··· Material supplied
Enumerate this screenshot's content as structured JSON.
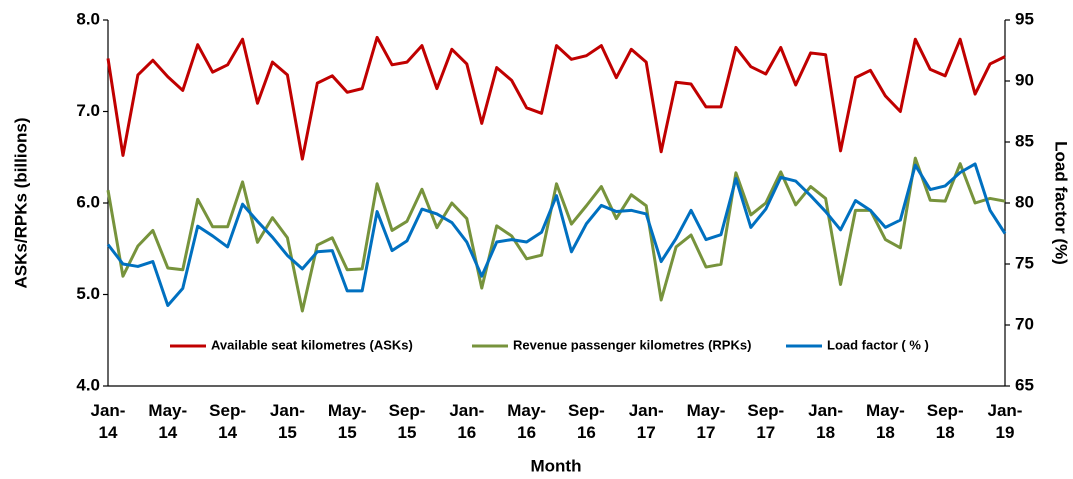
{
  "chart_data": {
    "type": "line",
    "x_label": "Month",
    "y_label": "ASKs/RPKs (billions)",
    "y2_label": "Load factor (%)",
    "categories": [
      "Jan-14",
      null,
      null,
      null,
      "May-14",
      null,
      null,
      null,
      "Sep-14",
      null,
      null,
      null,
      "Jan-15",
      null,
      null,
      null,
      "May-15",
      null,
      null,
      null,
      "Sep-15",
      null,
      null,
      null,
      "Jan-16",
      null,
      null,
      null,
      "May-16",
      null,
      null,
      null,
      "Sep-16",
      null,
      null,
      null,
      "Jan-17",
      null,
      null,
      null,
      "May-17",
      null,
      null,
      null,
      "Sep-17",
      null,
      null,
      null,
      "Jan-18",
      null,
      null,
      null,
      "May-18",
      null,
      null,
      null,
      "Sep-18",
      null,
      null,
      null,
      "Jan-19"
    ],
    "ylim": [
      4,
      8
    ],
    "yticks": [
      {
        "value": 4,
        "label": "4.0"
      },
      {
        "value": 5,
        "label": "5.0"
      },
      {
        "value": 6,
        "label": "6.0"
      },
      {
        "value": 7,
        "label": "7.0"
      },
      {
        "value": 8,
        "label": "8.0"
      }
    ],
    "y2lim": [
      65,
      95
    ],
    "y2ticks": [
      65,
      70,
      75,
      80,
      85,
      90,
      95
    ],
    "grid": false,
    "legend": "bottom",
    "series": [
      {
        "name": "Available seat kilometres (ASKs)",
        "color": "#c00000",
        "values": [
          7.58,
          6.52,
          7.4,
          7.56,
          7.38,
          7.23,
          7.73,
          7.43,
          7.51,
          7.79,
          7.09,
          7.54,
          7.4,
          6.48,
          7.31,
          7.39,
          7.21,
          7.25,
          7.81,
          7.51,
          7.54,
          7.72,
          7.25,
          7.68,
          7.52,
          6.87,
          7.48,
          7.34,
          7.04,
          6.98,
          7.72,
          7.57,
          7.61,
          7.72,
          7.37,
          7.68,
          7.54,
          6.56,
          7.32,
          7.3,
          7.05,
          7.05,
          7.7,
          7.49,
          7.41,
          7.7,
          7.29,
          7.64,
          7.62,
          6.57,
          7.37,
          7.45,
          7.17,
          7.0,
          7.79,
          7.46,
          7.39,
          7.79,
          7.19,
          7.52,
          7.6
        ]
      },
      {
        "name": "Revenue passenger kilometres (RPKs)",
        "color": "#77933c",
        "values": [
          6.14,
          5.2,
          5.53,
          5.7,
          5.29,
          5.27,
          6.04,
          5.74,
          5.74,
          6.23,
          5.57,
          5.84,
          5.62,
          4.82,
          5.54,
          5.62,
          5.27,
          5.28,
          6.21,
          5.7,
          5.8,
          6.15,
          5.73,
          6.0,
          5.83,
          5.07,
          5.75,
          5.64,
          5.39,
          5.43,
          6.21,
          5.77,
          5.97,
          6.18,
          5.83,
          6.09,
          5.97,
          4.94,
          5.52,
          5.65,
          5.3,
          5.33,
          6.33,
          5.87,
          6.0,
          6.34,
          5.98,
          6.18,
          6.05,
          5.11,
          5.92,
          5.92,
          5.6,
          5.51,
          6.49,
          6.03,
          6.02,
          6.43,
          6.0,
          6.05,
          6.02
        ]
      },
      {
        "name": "Load factor ( % )",
        "color": "#0070c0",
        "axis": "y2",
        "values": [
          76.6,
          75.0,
          74.8,
          75.2,
          71.6,
          73.0,
          78.1,
          77.3,
          76.4,
          79.9,
          78.5,
          77.2,
          75.7,
          74.6,
          76.0,
          76.1,
          72.8,
          72.8,
          79.3,
          76.1,
          76.9,
          79.5,
          79.1,
          78.4,
          76.8,
          74.0,
          76.8,
          77.0,
          76.8,
          77.6,
          80.6,
          76.0,
          78.3,
          79.8,
          79.3,
          79.4,
          79.1,
          75.2,
          77.1,
          79.4,
          77.0,
          77.4,
          82.0,
          78.0,
          79.5,
          82.1,
          81.8,
          80.6,
          79.3,
          77.8,
          80.2,
          79.4,
          78.0,
          78.6,
          83.1,
          81.1,
          81.4,
          82.5,
          83.2,
          79.4,
          77.5
        ]
      }
    ]
  }
}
······
• **Task description**
Search the data above for the word "color", then gather each line in which it appears.

• **Final result**
        "color": "#c00000",
        "color": "#77933c",
        "color": "#0070c0",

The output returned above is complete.